>>>

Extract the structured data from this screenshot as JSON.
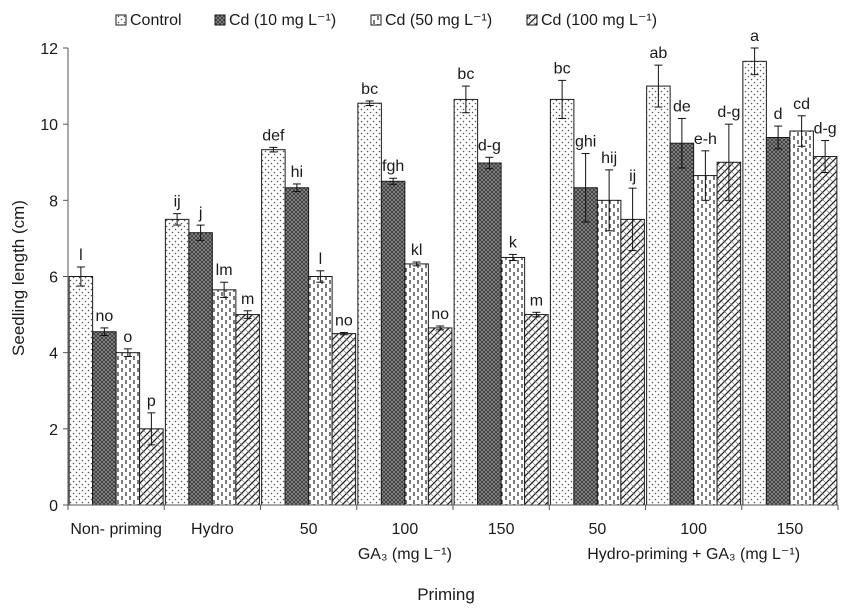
{
  "chart_data": {
    "type": "bar",
    "xlabel": "Priming",
    "ylabel": "Seedling length (cm)",
    "ylim": [
      0,
      12
    ],
    "yticks": [
      0,
      2,
      4,
      6,
      8,
      10,
      12
    ],
    "grid": false,
    "legend_position": "top",
    "categories": [
      "Non- priming",
      "Hydro",
      "50",
      "100",
      "150",
      "50",
      "100",
      "150"
    ],
    "group_labels": [
      {
        "label": "GA₃ (mg L⁻¹)",
        "start_index": 2,
        "end_index": 4
      },
      {
        "label": "Hydro-priming + GA₃ (mg L⁻¹)",
        "start_index": 5,
        "end_index": 7
      }
    ],
    "series": [
      {
        "name": "Control",
        "pattern": "dots",
        "values": [
          6.0,
          7.5,
          9.33,
          10.55,
          10.65,
          10.65,
          11.0,
          11.65
        ],
        "errors": [
          0.25,
          0.15,
          0.06,
          0.06,
          0.35,
          0.5,
          0.55,
          0.35
        ],
        "labels": [
          "l",
          "ij",
          "def",
          "bc",
          "bc",
          "bc",
          "ab",
          "a"
        ]
      },
      {
        "name": "Cd (10 mg L⁻¹)",
        "pattern": "crosshatch",
        "values": [
          4.55,
          7.15,
          8.33,
          8.5,
          8.98,
          8.33,
          9.5,
          9.65
        ],
        "errors": [
          0.1,
          0.2,
          0.1,
          0.08,
          0.15,
          0.9,
          0.65,
          0.3
        ],
        "labels": [
          "no",
          "j",
          "hi",
          "fgh",
          "d-g",
          "ghi",
          "de",
          "d"
        ]
      },
      {
        "name": "Cd (50 mg L⁻¹)",
        "pattern": "dashes",
        "values": [
          4.0,
          5.65,
          6.0,
          6.33,
          6.5,
          8.0,
          8.65,
          9.82
        ],
        "errors": [
          0.1,
          0.2,
          0.15,
          0.05,
          0.08,
          0.8,
          0.65,
          0.4
        ],
        "labels": [
          "o",
          "lm",
          "l",
          "kl",
          "k",
          "hij",
          "e-h",
          "cd"
        ]
      },
      {
        "name": "Cd (100 mg L⁻¹)",
        "pattern": "diagonal-cross",
        "values": [
          2.0,
          5.0,
          4.5,
          4.65,
          5.0,
          7.5,
          9.0,
          9.15
        ],
        "errors": [
          0.42,
          0.1,
          0.03,
          0.05,
          0.06,
          0.82,
          1.0,
          0.42
        ],
        "labels": [
          "p",
          "m",
          "no",
          "no",
          "m",
          "ij",
          "d-g",
          "d-g"
        ]
      }
    ]
  }
}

<<<

▶ YOUR INSTRUCTIONS
Extract the entries in full, exactly as they are, minus the pictures.

▶ RESPONSE TO THE EXERCISE
Extract the structured data from this screenshot as JSON.
{
  "chart_data": {
    "type": "bar",
    "xlabel": "Priming",
    "ylabel": "Seedling length (cm)",
    "ylim": [
      0,
      12
    ],
    "yticks": [
      0,
      2,
      4,
      6,
      8,
      10,
      12
    ],
    "grid": false,
    "legend_position": "top",
    "categories": [
      "Non- priming",
      "Hydro",
      "50",
      "100",
      "150",
      "50",
      "100",
      "150"
    ],
    "group_labels": [
      {
        "label": "GA₃ (mg L⁻¹)",
        "start_index": 2,
        "end_index": 4
      },
      {
        "label": "Hydro-priming + GA₃ (mg L⁻¹)",
        "start_index": 5,
        "end_index": 7
      }
    ],
    "series": [
      {
        "name": "Control",
        "pattern": "dots",
        "values": [
          6.0,
          7.5,
          9.33,
          10.55,
          10.65,
          10.65,
          11.0,
          11.65
        ],
        "errors": [
          0.25,
          0.15,
          0.06,
          0.06,
          0.35,
          0.5,
          0.55,
          0.35
        ],
        "labels": [
          "l",
          "ij",
          "def",
          "bc",
          "bc",
          "bc",
          "ab",
          "a"
        ]
      },
      {
        "name": "Cd (10 mg L⁻¹)",
        "pattern": "crosshatch",
        "values": [
          4.55,
          7.15,
          8.33,
          8.5,
          8.98,
          8.33,
          9.5,
          9.65
        ],
        "errors": [
          0.1,
          0.2,
          0.1,
          0.08,
          0.15,
          0.9,
          0.65,
          0.3
        ],
        "labels": [
          "no",
          "j",
          "hi",
          "fgh",
          "d-g",
          "ghi",
          "de",
          "d"
        ]
      },
      {
        "name": "Cd (50 mg L⁻¹)",
        "pattern": "dashes",
        "values": [
          4.0,
          5.65,
          6.0,
          6.33,
          6.5,
          8.0,
          8.65,
          9.82
        ],
        "errors": [
          0.1,
          0.2,
          0.15,
          0.05,
          0.08,
          0.8,
          0.65,
          0.4
        ],
        "labels": [
          "o",
          "lm",
          "l",
          "kl",
          "k",
          "hij",
          "e-h",
          "cd"
        ]
      },
      {
        "name": "Cd (100 mg L⁻¹)",
        "pattern": "diagonal-cross",
        "values": [
          2.0,
          5.0,
          4.5,
          4.65,
          5.0,
          7.5,
          9.0,
          9.15
        ],
        "errors": [
          0.42,
          0.1,
          0.03,
          0.05,
          0.06,
          0.82,
          1.0,
          0.42
        ],
        "labels": [
          "p",
          "m",
          "no",
          "no",
          "m",
          "ij",
          "d-g",
          "d-g"
        ]
      }
    ]
  }
}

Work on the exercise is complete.